* _Stated goal_
Report each line of the data that includes the word "this".

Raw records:
::::::::::
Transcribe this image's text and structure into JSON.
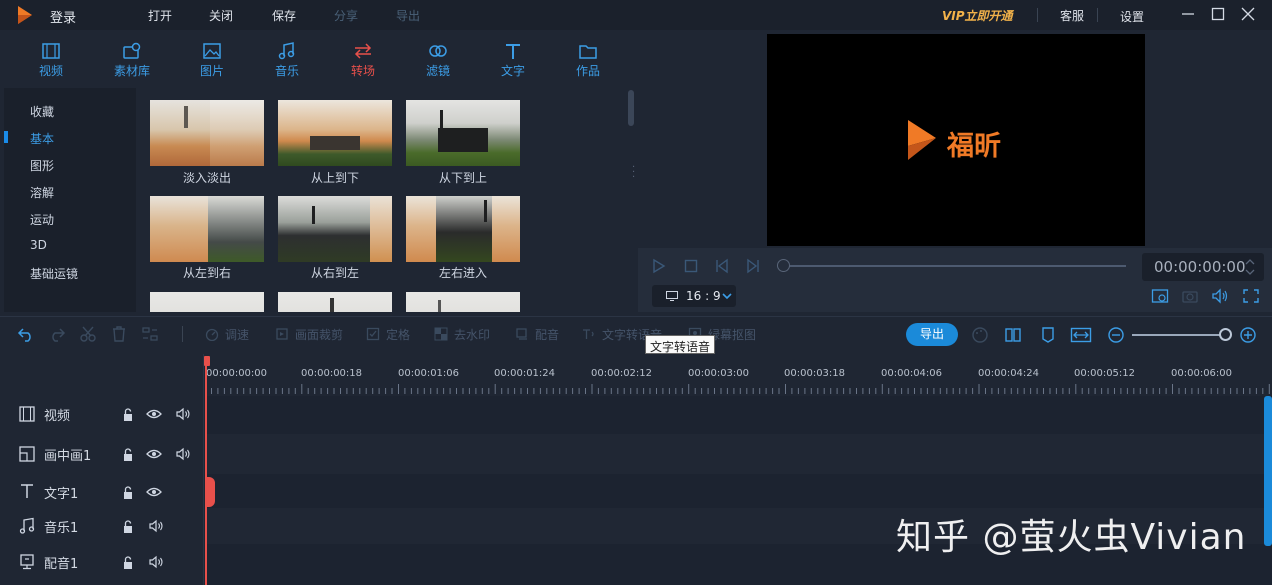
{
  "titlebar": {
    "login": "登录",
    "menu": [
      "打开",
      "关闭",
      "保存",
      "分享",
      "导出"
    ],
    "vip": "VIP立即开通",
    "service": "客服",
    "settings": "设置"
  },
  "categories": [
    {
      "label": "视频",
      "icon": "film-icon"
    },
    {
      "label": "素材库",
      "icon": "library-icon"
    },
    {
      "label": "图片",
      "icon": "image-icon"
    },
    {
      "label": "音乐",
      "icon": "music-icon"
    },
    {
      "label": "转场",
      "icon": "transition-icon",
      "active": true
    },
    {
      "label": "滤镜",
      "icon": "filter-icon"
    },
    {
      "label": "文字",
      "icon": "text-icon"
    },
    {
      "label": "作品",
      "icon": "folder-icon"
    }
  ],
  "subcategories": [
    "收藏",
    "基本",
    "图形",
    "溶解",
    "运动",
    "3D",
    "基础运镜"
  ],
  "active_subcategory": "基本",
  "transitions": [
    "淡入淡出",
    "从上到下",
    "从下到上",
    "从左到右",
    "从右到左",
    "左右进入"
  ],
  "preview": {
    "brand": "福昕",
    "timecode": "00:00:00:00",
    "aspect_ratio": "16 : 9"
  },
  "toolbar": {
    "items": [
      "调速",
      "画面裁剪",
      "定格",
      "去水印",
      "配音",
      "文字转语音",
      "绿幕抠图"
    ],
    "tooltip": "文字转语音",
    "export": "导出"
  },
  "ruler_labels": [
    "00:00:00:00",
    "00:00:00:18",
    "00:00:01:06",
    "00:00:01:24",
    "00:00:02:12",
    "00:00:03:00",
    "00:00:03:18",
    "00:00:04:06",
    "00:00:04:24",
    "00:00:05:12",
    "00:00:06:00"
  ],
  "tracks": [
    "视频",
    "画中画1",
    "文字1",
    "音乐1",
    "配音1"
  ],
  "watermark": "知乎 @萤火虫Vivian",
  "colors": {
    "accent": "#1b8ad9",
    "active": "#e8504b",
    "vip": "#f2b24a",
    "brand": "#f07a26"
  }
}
::::::::::
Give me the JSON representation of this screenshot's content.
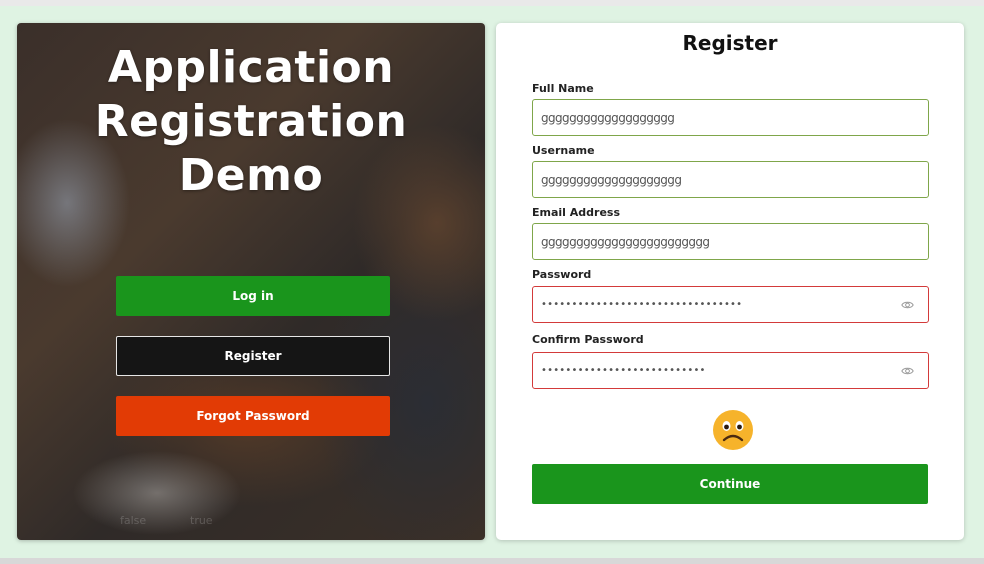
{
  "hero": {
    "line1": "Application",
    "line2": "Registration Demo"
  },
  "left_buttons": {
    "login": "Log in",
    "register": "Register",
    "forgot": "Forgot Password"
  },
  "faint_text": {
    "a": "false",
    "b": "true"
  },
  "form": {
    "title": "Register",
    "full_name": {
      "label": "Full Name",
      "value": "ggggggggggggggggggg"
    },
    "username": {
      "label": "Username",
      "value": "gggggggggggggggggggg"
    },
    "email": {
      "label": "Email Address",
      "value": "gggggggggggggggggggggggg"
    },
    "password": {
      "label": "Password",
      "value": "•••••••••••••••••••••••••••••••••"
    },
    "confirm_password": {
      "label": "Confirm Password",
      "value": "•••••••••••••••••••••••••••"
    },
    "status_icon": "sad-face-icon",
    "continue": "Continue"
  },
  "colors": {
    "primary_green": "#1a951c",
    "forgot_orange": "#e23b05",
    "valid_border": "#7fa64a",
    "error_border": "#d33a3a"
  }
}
::::::::::
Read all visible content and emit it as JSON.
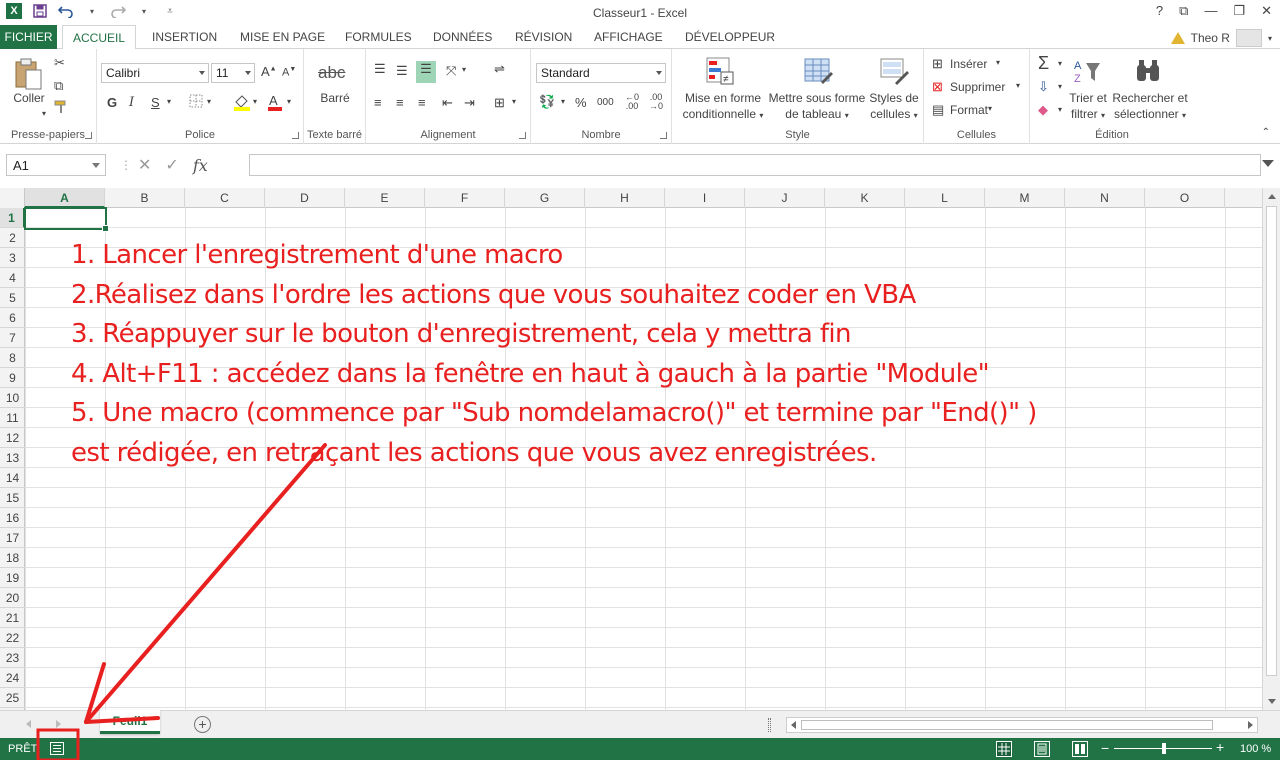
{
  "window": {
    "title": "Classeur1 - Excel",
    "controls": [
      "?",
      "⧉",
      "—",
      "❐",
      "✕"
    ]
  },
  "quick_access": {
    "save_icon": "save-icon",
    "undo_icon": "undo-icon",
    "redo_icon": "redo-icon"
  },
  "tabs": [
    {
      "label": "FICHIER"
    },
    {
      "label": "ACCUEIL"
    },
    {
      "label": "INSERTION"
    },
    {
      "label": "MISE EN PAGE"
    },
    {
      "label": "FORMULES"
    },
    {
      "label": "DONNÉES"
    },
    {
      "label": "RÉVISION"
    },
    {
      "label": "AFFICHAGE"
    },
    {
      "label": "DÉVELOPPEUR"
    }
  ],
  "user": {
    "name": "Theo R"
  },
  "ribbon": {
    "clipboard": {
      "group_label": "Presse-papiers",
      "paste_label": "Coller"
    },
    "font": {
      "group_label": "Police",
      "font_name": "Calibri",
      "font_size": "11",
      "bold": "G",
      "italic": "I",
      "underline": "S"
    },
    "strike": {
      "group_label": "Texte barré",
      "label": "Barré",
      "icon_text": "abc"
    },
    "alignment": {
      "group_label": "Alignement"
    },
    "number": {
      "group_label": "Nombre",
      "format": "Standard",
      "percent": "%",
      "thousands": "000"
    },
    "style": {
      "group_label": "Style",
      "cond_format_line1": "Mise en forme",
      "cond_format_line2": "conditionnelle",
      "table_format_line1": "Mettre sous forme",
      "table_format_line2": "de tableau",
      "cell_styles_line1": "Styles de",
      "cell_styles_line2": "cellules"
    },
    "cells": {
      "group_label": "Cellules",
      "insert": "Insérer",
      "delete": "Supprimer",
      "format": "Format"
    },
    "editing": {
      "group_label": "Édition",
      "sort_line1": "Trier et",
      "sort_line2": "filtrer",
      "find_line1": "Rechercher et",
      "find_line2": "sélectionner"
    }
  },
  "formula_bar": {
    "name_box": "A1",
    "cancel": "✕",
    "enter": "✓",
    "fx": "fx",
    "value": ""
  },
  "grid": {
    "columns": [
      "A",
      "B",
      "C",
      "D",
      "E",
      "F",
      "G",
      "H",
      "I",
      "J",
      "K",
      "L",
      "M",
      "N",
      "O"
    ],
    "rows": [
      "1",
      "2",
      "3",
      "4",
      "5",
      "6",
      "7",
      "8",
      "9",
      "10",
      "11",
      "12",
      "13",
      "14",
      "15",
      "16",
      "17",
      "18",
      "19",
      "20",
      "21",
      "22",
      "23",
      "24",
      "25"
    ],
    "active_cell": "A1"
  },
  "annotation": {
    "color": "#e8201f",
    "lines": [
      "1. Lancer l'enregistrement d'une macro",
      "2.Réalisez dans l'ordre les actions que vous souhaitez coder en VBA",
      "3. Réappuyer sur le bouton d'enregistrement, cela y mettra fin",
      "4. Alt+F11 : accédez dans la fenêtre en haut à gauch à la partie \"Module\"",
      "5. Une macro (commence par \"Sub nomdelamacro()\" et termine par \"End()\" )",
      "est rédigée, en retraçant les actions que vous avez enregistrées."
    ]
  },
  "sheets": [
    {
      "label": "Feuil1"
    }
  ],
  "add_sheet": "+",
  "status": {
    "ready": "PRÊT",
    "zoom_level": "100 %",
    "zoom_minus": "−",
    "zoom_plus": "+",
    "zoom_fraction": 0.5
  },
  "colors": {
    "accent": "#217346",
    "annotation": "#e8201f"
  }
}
::::::::::
* _Answer in full_
Transcribe this image's text and structure into JSON.
Give me the JSON representation of this screenshot's content.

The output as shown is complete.